*Data entries for graphics*

(begin)

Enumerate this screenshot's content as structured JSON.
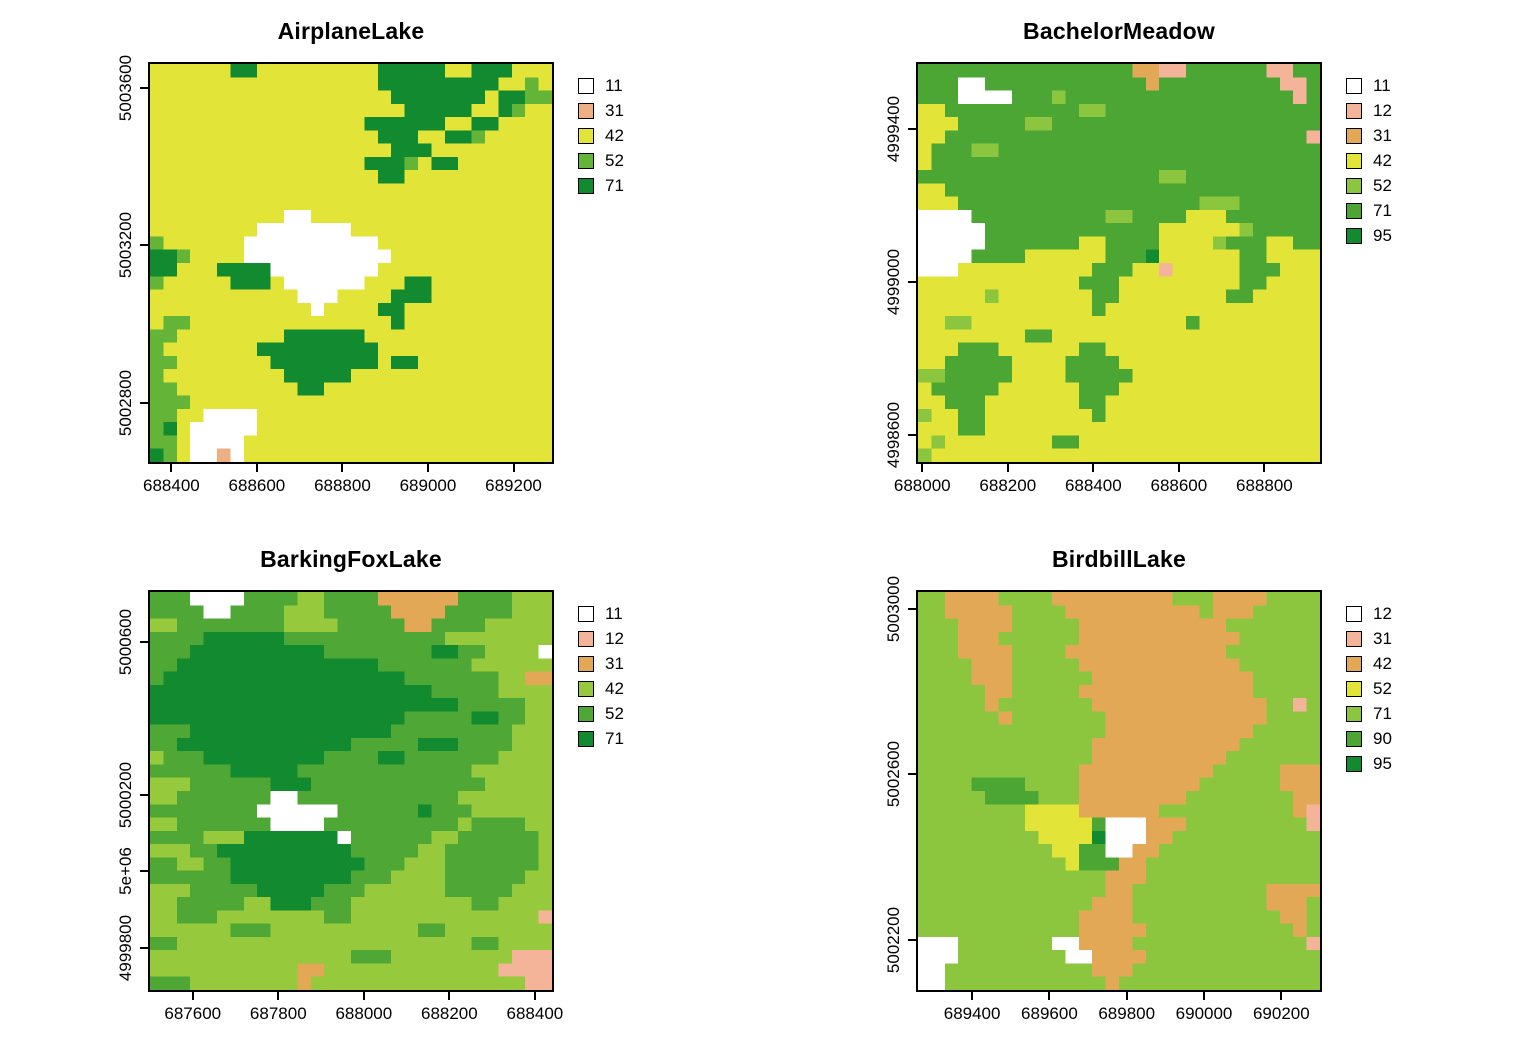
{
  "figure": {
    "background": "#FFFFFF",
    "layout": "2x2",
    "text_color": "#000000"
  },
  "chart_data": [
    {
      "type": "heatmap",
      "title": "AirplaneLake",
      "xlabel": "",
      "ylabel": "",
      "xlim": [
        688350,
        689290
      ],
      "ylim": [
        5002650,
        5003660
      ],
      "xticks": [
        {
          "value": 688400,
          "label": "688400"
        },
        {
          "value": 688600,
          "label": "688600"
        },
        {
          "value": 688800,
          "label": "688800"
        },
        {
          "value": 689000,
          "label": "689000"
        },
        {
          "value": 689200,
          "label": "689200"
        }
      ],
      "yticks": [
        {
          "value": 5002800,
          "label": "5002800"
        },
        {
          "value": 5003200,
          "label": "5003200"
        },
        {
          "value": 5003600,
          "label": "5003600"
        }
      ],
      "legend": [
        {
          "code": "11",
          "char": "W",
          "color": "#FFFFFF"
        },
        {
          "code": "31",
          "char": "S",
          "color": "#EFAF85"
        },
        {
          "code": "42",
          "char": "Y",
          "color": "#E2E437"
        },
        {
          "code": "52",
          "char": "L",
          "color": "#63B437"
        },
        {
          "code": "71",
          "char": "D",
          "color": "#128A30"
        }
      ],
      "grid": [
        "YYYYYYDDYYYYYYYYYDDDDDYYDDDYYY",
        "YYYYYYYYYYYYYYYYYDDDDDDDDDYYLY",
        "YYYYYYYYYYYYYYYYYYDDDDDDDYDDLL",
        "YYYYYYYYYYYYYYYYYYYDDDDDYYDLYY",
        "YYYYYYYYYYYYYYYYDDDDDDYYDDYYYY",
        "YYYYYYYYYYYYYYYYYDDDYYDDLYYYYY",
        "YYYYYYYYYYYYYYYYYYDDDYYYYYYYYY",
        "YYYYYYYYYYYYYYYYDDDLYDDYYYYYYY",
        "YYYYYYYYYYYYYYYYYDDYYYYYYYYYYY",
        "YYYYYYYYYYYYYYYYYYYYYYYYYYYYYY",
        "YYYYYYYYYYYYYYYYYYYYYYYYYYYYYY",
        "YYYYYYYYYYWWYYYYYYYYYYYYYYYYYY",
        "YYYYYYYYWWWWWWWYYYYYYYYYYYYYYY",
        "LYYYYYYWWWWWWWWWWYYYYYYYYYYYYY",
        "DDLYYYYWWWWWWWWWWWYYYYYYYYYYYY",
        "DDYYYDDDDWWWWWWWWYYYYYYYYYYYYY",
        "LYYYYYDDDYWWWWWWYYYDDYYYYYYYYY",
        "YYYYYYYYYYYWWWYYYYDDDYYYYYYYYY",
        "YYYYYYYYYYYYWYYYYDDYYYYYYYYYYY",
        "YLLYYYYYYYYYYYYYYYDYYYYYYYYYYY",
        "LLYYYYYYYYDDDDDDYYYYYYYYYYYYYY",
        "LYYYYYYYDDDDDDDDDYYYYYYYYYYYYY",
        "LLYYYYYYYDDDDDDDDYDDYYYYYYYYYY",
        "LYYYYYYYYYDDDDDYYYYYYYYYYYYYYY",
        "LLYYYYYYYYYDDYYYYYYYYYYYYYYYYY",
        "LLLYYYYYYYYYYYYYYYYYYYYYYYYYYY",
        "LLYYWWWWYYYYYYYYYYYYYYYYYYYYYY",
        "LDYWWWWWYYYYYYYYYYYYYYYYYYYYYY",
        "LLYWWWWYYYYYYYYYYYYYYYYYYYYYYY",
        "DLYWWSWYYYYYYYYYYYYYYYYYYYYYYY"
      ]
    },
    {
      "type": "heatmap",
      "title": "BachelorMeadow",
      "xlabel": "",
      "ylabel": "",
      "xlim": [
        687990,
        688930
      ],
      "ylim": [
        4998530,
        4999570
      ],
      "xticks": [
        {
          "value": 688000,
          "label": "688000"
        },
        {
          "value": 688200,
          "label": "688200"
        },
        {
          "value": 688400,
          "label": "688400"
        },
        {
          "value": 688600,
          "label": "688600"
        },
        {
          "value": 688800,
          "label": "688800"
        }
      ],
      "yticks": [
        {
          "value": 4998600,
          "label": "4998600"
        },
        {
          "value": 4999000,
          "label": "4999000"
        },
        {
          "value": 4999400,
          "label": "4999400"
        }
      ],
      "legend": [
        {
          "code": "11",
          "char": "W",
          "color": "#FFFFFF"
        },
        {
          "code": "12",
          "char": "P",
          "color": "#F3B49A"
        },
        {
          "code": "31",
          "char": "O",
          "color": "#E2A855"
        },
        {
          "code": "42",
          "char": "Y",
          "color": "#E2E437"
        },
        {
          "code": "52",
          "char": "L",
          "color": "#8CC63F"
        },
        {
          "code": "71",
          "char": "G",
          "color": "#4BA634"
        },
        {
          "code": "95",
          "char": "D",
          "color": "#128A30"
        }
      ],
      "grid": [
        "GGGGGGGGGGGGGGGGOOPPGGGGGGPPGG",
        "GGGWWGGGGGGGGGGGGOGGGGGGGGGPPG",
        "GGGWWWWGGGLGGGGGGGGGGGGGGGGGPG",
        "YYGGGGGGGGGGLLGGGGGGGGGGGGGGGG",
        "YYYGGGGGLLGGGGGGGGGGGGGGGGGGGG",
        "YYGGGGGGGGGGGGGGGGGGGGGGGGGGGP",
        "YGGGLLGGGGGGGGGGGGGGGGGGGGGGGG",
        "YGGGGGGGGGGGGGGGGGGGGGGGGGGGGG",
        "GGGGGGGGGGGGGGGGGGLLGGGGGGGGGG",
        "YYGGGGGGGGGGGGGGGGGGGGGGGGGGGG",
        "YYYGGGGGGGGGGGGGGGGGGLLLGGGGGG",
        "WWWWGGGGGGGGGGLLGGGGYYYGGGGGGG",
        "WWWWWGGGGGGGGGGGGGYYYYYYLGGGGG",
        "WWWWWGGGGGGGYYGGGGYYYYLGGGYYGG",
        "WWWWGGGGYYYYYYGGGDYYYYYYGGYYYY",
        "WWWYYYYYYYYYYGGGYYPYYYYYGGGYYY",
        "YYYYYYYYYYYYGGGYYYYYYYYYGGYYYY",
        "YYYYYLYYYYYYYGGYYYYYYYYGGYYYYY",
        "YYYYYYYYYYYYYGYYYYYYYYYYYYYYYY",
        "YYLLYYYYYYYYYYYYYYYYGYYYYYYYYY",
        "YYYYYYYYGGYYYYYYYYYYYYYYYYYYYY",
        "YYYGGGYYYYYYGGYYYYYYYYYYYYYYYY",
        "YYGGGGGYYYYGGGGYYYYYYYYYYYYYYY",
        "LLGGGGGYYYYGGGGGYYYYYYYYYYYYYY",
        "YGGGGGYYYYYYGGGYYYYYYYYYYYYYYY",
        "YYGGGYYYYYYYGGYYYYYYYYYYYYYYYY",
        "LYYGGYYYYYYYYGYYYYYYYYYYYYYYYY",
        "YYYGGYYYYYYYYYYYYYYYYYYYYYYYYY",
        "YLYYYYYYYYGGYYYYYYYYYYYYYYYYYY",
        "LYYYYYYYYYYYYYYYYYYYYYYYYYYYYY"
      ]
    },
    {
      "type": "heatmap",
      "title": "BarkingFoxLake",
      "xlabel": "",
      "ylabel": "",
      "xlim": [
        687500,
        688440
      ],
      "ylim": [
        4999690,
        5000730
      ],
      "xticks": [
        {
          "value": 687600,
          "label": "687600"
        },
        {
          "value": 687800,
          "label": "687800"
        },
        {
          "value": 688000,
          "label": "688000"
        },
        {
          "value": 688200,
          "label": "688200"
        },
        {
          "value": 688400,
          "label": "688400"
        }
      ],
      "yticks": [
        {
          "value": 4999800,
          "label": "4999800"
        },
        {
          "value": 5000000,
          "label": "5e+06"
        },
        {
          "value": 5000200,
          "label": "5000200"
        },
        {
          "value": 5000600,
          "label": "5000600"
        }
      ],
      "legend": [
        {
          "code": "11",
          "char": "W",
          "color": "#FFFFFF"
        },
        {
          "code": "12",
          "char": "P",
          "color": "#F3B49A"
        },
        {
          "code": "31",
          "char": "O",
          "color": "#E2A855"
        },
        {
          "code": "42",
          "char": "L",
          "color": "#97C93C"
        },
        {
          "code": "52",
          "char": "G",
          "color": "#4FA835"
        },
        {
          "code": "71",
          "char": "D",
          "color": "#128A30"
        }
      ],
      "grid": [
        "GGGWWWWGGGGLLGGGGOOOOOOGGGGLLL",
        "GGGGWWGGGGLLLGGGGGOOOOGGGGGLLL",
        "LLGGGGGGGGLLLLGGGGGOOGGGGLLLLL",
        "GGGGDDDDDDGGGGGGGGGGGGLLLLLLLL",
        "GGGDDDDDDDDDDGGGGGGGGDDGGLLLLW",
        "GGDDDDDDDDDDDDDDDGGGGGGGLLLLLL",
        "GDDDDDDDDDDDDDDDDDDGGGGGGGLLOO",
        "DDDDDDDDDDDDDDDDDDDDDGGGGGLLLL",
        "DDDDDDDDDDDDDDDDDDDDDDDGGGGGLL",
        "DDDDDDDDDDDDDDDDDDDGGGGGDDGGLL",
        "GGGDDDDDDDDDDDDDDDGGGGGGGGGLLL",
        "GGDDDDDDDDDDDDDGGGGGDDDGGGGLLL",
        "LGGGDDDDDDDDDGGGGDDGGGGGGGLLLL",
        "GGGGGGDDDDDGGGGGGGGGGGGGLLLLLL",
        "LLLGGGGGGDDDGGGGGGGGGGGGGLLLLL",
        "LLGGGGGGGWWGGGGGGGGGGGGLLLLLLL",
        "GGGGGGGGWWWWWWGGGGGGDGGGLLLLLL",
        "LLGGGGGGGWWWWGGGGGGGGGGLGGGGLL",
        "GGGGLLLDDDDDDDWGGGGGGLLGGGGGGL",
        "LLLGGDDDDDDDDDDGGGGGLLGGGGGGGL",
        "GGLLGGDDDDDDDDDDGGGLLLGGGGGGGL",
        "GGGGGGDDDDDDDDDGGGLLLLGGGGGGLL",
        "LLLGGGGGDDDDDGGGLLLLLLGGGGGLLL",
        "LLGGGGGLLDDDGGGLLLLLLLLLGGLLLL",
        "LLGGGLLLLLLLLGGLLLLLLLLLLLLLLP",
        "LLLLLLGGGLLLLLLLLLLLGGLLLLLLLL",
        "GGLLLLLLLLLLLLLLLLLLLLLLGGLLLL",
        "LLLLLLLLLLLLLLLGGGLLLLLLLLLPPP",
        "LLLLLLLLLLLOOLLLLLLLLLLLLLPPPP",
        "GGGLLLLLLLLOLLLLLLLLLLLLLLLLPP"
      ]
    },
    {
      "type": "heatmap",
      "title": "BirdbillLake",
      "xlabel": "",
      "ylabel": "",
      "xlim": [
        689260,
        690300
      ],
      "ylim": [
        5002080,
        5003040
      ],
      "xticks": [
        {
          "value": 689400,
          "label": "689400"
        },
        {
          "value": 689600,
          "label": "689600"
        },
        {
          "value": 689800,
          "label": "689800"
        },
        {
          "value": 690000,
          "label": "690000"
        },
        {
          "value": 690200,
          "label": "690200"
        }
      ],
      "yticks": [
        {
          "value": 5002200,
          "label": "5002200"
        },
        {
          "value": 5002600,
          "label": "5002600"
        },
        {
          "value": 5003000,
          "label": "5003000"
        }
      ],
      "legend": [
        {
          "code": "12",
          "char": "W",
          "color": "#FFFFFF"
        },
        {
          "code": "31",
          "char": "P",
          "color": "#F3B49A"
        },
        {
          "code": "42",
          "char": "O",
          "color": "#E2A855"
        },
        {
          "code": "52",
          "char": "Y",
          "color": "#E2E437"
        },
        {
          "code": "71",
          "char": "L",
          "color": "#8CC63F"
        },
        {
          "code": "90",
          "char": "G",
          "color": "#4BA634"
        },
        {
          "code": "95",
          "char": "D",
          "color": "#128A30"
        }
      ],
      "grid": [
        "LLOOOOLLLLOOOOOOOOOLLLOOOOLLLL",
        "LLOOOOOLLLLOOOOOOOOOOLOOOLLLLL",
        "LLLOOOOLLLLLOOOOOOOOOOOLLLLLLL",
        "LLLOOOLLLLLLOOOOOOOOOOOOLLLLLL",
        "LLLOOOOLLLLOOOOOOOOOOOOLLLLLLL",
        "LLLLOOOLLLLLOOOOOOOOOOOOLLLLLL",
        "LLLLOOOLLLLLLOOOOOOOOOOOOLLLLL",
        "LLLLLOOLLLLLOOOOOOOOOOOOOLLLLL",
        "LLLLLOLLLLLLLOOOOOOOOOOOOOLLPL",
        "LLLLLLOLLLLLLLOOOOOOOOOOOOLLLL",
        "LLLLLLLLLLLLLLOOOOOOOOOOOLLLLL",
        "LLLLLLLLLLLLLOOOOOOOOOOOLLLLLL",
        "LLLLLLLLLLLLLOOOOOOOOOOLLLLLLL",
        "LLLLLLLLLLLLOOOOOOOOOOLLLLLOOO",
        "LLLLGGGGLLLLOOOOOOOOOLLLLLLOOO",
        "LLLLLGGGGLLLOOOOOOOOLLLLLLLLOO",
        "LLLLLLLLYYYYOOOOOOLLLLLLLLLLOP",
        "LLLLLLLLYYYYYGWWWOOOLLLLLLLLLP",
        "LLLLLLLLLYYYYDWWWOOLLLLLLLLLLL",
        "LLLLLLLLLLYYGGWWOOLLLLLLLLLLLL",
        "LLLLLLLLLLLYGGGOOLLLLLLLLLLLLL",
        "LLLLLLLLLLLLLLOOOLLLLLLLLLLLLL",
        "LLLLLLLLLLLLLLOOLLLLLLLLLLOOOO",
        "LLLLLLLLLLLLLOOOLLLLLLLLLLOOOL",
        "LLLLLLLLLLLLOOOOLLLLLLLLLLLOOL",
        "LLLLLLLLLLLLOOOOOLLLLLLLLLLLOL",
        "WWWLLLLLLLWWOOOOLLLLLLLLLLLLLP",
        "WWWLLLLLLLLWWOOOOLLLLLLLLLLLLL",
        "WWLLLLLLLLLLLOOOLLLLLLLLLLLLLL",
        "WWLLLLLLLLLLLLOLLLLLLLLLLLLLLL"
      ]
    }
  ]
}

(end)

*Task description*
Work out the number of lines in this listing that include the word "title". Reply with that number only.

*Correct output*
4